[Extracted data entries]

★ ★ ★

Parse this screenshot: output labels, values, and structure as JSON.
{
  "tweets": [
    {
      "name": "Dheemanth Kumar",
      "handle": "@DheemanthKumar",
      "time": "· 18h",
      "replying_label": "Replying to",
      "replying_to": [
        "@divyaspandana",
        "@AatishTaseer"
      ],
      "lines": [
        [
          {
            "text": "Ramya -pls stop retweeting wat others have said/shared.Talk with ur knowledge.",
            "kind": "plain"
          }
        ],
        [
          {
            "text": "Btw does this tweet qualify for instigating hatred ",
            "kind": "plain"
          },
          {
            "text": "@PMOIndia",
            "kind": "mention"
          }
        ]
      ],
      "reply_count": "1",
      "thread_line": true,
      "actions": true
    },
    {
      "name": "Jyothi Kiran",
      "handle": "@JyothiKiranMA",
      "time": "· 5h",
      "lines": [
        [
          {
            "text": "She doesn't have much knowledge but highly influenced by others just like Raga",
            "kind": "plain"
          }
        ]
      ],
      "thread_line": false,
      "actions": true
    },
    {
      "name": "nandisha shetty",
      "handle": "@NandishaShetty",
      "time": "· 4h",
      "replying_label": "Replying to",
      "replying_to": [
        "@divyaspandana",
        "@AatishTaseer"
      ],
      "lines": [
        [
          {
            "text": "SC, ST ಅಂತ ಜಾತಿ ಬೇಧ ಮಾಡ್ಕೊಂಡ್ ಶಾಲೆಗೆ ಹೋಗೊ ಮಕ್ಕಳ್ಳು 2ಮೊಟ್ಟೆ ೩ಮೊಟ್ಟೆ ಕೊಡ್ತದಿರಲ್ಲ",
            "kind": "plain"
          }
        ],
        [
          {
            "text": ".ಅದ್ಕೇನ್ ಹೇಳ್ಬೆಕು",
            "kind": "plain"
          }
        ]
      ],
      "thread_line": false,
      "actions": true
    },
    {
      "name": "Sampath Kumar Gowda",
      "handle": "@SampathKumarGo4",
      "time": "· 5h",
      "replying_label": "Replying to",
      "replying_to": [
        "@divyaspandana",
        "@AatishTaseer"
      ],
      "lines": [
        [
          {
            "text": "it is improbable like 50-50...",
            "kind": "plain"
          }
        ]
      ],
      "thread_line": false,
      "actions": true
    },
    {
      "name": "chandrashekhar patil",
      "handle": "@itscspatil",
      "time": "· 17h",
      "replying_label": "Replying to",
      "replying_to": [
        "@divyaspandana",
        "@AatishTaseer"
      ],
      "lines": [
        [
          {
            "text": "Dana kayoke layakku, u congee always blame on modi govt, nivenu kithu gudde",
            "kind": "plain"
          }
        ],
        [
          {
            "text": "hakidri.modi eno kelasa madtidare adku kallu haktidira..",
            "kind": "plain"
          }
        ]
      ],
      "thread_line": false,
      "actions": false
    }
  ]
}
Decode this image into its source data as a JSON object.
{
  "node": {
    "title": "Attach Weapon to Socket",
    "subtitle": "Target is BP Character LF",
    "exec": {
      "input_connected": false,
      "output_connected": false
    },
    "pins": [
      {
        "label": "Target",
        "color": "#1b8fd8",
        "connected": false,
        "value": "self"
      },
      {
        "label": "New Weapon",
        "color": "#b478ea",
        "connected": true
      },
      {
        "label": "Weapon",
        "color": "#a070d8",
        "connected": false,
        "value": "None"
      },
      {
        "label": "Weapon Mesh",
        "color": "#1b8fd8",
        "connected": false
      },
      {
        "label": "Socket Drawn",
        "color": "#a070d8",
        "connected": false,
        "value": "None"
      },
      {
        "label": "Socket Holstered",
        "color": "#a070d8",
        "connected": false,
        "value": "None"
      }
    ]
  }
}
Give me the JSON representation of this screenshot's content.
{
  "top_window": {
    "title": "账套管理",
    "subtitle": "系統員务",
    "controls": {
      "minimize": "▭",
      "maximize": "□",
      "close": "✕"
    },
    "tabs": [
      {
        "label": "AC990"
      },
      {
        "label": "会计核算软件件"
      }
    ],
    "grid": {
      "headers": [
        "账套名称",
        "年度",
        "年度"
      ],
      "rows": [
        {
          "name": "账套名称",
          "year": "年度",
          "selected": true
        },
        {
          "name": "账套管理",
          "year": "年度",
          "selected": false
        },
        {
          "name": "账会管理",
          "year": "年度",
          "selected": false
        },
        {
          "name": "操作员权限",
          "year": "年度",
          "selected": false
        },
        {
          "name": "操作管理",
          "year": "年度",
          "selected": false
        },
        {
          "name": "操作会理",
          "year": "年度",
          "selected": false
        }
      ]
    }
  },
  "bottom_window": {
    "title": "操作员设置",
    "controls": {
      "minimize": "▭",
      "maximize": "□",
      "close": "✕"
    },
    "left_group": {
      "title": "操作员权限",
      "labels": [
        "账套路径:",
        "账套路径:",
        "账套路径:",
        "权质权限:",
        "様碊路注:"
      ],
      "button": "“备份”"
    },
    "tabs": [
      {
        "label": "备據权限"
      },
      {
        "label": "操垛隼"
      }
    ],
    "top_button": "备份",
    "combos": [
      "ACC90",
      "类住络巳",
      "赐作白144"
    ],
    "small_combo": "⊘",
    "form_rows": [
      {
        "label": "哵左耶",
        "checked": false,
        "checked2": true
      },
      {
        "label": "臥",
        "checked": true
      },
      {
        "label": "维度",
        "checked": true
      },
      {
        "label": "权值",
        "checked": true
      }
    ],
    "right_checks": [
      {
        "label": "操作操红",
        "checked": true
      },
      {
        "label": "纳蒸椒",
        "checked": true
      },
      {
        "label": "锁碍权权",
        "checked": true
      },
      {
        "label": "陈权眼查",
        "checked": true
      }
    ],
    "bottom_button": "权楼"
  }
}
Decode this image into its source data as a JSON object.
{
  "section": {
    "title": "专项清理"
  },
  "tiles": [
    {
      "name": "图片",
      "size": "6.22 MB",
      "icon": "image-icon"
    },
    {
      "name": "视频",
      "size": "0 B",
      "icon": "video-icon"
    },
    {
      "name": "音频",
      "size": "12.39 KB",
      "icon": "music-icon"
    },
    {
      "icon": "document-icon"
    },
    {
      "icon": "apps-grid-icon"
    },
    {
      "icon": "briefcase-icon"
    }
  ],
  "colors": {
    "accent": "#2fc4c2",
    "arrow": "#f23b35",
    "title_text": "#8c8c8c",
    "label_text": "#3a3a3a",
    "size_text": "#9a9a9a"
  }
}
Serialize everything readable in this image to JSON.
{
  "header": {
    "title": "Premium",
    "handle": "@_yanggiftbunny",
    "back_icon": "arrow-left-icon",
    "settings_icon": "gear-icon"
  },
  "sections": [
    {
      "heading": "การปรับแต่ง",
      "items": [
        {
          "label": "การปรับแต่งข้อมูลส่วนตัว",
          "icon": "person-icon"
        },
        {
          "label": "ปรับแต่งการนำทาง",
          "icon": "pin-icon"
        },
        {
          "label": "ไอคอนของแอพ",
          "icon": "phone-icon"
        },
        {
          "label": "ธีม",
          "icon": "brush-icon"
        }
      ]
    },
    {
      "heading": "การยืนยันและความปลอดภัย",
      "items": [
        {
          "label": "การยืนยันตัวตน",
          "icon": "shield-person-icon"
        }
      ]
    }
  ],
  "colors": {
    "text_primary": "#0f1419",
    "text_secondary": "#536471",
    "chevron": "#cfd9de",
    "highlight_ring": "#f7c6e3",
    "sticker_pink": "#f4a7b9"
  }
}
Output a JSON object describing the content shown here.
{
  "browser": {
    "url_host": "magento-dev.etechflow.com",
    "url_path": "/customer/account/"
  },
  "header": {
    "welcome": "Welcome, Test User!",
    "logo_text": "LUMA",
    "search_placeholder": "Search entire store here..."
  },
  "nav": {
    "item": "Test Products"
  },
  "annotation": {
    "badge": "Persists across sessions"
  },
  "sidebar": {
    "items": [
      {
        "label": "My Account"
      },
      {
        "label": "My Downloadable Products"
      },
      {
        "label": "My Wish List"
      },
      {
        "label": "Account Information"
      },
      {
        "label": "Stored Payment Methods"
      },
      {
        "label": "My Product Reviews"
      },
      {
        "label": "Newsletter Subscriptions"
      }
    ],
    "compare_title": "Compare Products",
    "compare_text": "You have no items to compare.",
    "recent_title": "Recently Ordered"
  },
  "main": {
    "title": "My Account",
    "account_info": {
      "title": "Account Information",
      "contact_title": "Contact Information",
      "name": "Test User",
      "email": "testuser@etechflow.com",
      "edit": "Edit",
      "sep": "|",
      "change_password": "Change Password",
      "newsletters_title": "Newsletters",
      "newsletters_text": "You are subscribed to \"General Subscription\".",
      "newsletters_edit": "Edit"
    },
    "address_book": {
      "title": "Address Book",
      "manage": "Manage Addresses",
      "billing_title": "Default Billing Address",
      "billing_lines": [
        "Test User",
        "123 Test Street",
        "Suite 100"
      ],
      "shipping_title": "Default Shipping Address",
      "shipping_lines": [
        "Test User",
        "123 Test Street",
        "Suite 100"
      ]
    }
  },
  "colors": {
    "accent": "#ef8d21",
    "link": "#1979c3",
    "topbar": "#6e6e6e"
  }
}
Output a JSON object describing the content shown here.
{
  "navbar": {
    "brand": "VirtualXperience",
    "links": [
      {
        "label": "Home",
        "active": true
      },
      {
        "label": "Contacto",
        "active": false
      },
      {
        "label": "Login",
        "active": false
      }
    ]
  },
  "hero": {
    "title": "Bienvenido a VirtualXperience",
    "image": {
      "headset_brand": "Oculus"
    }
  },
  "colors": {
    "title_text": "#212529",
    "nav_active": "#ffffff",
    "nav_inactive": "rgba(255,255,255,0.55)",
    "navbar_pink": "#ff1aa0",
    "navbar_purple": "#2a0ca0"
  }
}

★ ★ ★

- _TASK TO CARRY OUT_
In the material above, find each line that contains the word "knowledge", and select it.

- _RESULT OF THIS TASK_
            "text": "Ramya -pls stop retweeting wat others have said/shared.Talk with ur knowledge.",
            "text": "She doesn't have much knowledge but highly influenced by others just like Raga",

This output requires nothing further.